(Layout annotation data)
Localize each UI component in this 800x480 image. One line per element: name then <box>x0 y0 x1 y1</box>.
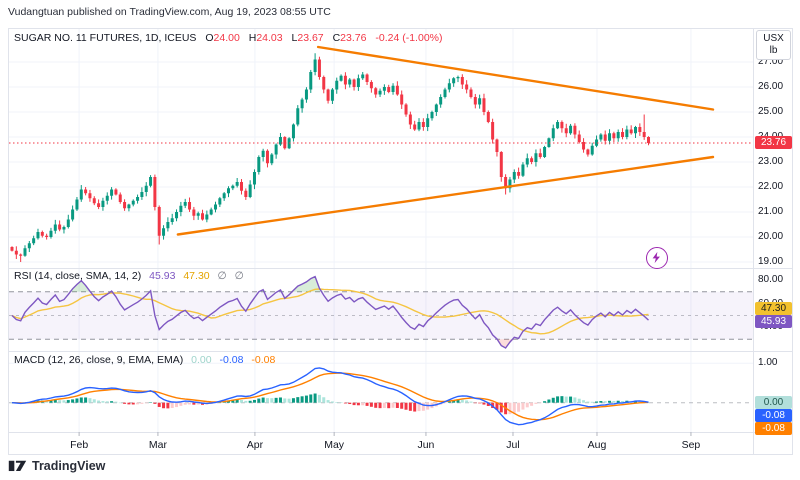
rsi-legend: RSI (14, close, SMA, 14, 2) 45.93 47.30 … <box>14 270 249 282</box>
price-unit-badge: USX lb <box>756 30 791 60</box>
high-value: 24.03 <box>256 32 283 44</box>
open-label: O <box>205 32 214 44</box>
month-label: Sep <box>681 439 701 451</box>
macd-value-badge: -0.08 <box>755 409 792 422</box>
rsi-legend-title: RSI (14, close, SMA, 14, 2) <box>14 270 142 282</box>
macd-legend-title: MACD (12, 26, close, 9, EMA, EMA) <box>14 354 184 366</box>
symbol-info-bar: SUGAR NO. 11 FUTURES, 1D, ICEUS O24.00 H… <box>14 32 443 44</box>
price-tick-label: 25.00 <box>758 106 784 117</box>
tradingview-logo-icon <box>8 460 27 472</box>
high-label: H <box>248 32 257 44</box>
tradingview-logo-text: TradingView <box>32 458 106 473</box>
month-label: Jul <box>506 439 520 451</box>
price-tick-label: 23.00 <box>758 156 784 167</box>
price-tick-label: 21.00 <box>758 206 784 217</box>
price-tick-label: 22.00 <box>758 181 784 192</box>
month-label: Mar <box>148 439 167 451</box>
credit-line: Vudangtuan published on TradingView.com,… <box>8 6 331 18</box>
month-label: Feb <box>70 439 89 451</box>
last-price-badge: 23.76 <box>755 136 792 149</box>
rsi-tick-label: 80.00 <box>758 273 784 285</box>
close-label: C <box>332 32 341 44</box>
symbol-title: SUGAR NO. 11 FUTURES, 1D, ICEUS <box>14 32 197 44</box>
macd-signal-value: -0.08 <box>251 354 276 366</box>
unit-line2: lb <box>769 45 778 56</box>
lightning-icon <box>652 251 660 264</box>
chart-container <box>8 28 793 455</box>
close-value: 23.76 <box>340 32 367 44</box>
macd-legend: MACD (12, 26, close, 9, EMA, EMA) 0.00 -… <box>14 354 280 366</box>
price-tick-label: 27.00 <box>758 56 784 67</box>
macd-hist-badge: 0.00 <box>755 396 792 409</box>
open-value: 24.00 <box>213 32 240 44</box>
rsi-value-badge: 45.93 <box>755 315 792 328</box>
unit-line1: USX <box>763 33 784 44</box>
price-tick-label: 26.00 <box>758 81 784 92</box>
tradingview-logo-link[interactable]: TradingView <box>8 458 105 473</box>
macd-line-value: -0.08 <box>219 354 244 366</box>
price-tick-label: 20.00 <box>758 231 784 242</box>
rsi-value: 45.93 <box>149 270 176 282</box>
rsi-empty-1: ∅ <box>217 270 227 282</box>
rsi-empty-2: ∅ <box>234 270 244 282</box>
price-tick-label: 19.00 <box>758 256 784 267</box>
boost-lightning-button[interactable] <box>646 247 668 269</box>
month-label: Apr <box>246 439 264 451</box>
month-label: Jun <box>417 439 435 451</box>
rsi-ma-badge: 47.30 <box>755 302 792 315</box>
change-value: -0.24 (-1.00%) <box>375 32 443 44</box>
month-label: May <box>324 439 345 451</box>
macd-signal-badge: -0.08 <box>755 422 792 435</box>
rsi-ma-value: 47.30 <box>183 270 210 282</box>
macd-tick-label: 1.00 <box>758 357 778 369</box>
macd-hist-value: 0.00 <box>191 354 212 366</box>
low-value: 23.67 <box>297 32 324 44</box>
month-label: Aug <box>587 439 607 451</box>
low-label: L <box>291 32 298 44</box>
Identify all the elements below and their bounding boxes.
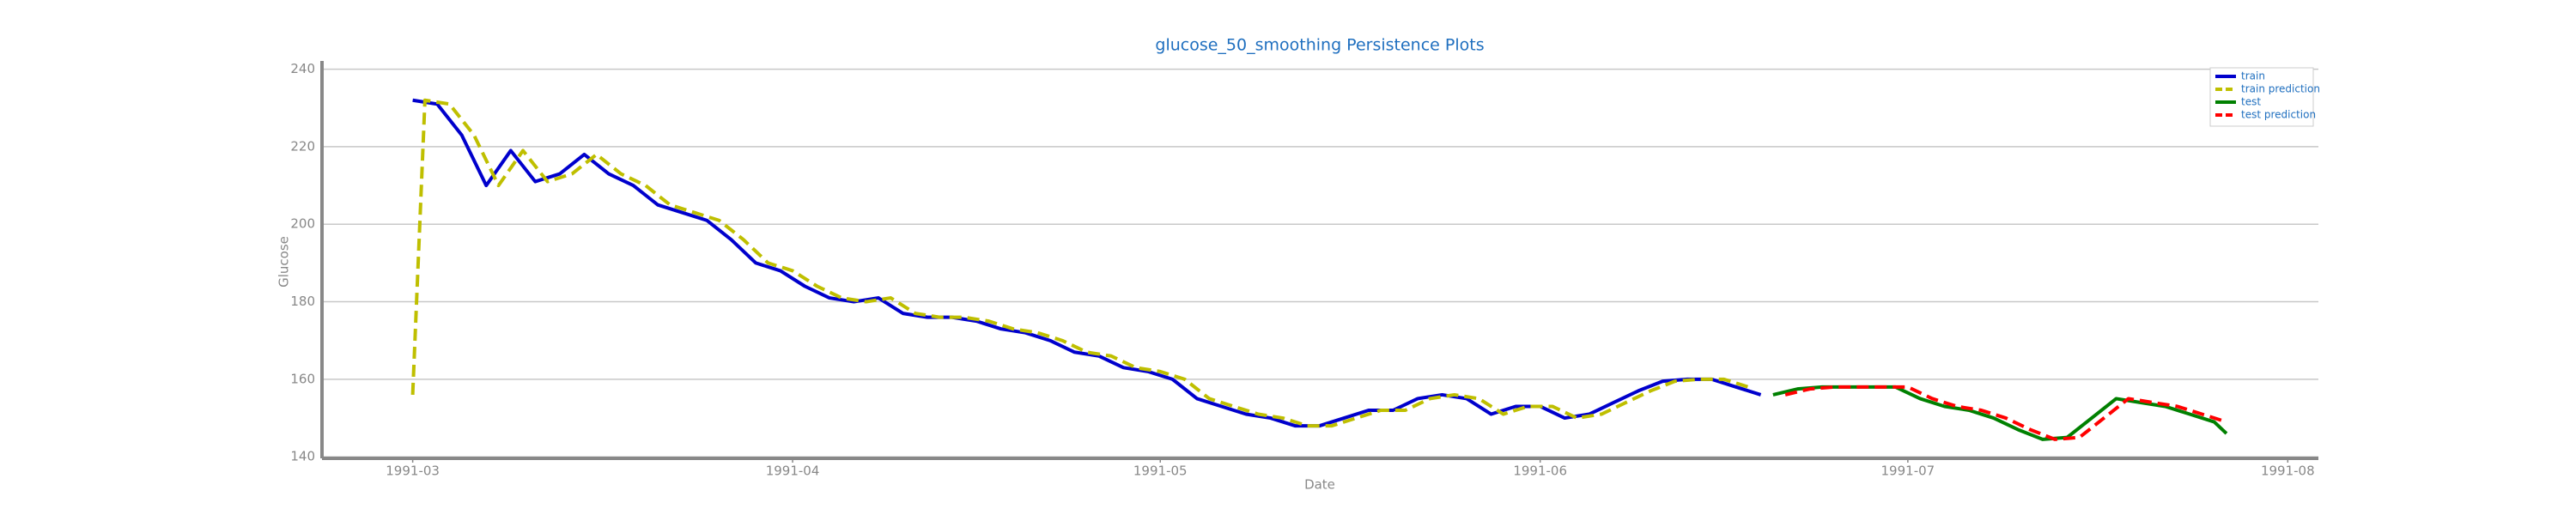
- series-line: [412, 98, 1762, 428]
- y-tick-label: 240: [290, 61, 315, 76]
- legend-label: train: [2241, 70, 2265, 82]
- legend-label: train prediction: [2241, 83, 2320, 95]
- x-tick-label: 1991-03: [386, 464, 440, 479]
- series-line: [1772, 385, 2228, 441]
- series-line: [410, 98, 1749, 428]
- x-axis-label: Date: [1304, 477, 1335, 493]
- y-axis-label: Glucose: [276, 236, 292, 288]
- x-tick-label: 1991-06: [1513, 464, 1567, 479]
- x-tick-label: 1991-08: [2261, 464, 2315, 479]
- x-tick-label: 1991-05: [1133, 464, 1188, 479]
- series-line: [1784, 385, 2227, 441]
- legend-label: test: [2241, 96, 2261, 108]
- y-tick-label: 200: [290, 216, 315, 232]
- legend-label: test prediction: [2241, 109, 2316, 121]
- y-tick-label: 140: [290, 449, 315, 464]
- x-tick-label: 1991-07: [1881, 464, 1935, 479]
- x-tick-label: 1991-04: [766, 464, 820, 479]
- chart-title: glucose_50_smoothing Persistence Plots: [1155, 36, 1484, 55]
- y-tick-label: 220: [290, 138, 315, 154]
- y-tick-label: 160: [290, 371, 315, 386]
- y-tick-label: 180: [290, 294, 315, 309]
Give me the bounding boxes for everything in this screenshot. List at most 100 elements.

■ Stated task
Rewrite the lines starting at the one containing "- series-line: [412, 98, 1762, 428]" and ending at the last line, swapping "legend-label" for "legend-entry" and leaving everything else unchanged.

■ Task result
- series-line: [412, 98, 1762, 428]
- y-tick-label: 240: [290, 61, 315, 76]
- legend-entry: train: [2241, 70, 2265, 82]
- legend-entry: train prediction: [2241, 83, 2320, 95]
- x-tick-label: 1991-03: [386, 464, 440, 479]
- series-line: [1772, 385, 2228, 441]
- series-line: [410, 98, 1749, 428]
- x-axis-label: Date: [1304, 477, 1335, 493]
- y-axis-label: Glucose: [276, 236, 292, 288]
- x-tick-label: 1991-06: [1513, 464, 1567, 479]
- x-tick-label: 1991-08: [2261, 464, 2315, 479]
- x-tick-label: 1991-05: [1133, 464, 1188, 479]
- series-line: [1784, 385, 2227, 441]
- legend-entry: test: [2241, 96, 2261, 108]
- y-tick-label: 200: [290, 216, 315, 232]
- legend-entry: test prediction: [2241, 109, 2316, 121]
- y-tick-label: 140: [290, 449, 315, 464]
- x-tick-label: 1991-07: [1881, 464, 1935, 479]
- x-tick-label: 1991-04: [766, 464, 820, 479]
- chart-title: glucose_50_smoothing Persistence Plots: [1155, 36, 1484, 55]
- y-tick-label: 220: [290, 138, 315, 154]
- y-tick-label: 160: [290, 371, 315, 386]
- y-tick-label: 180: [290, 294, 315, 309]
Give me the bounding boxes for everything in this screenshot. List at most 100 elements.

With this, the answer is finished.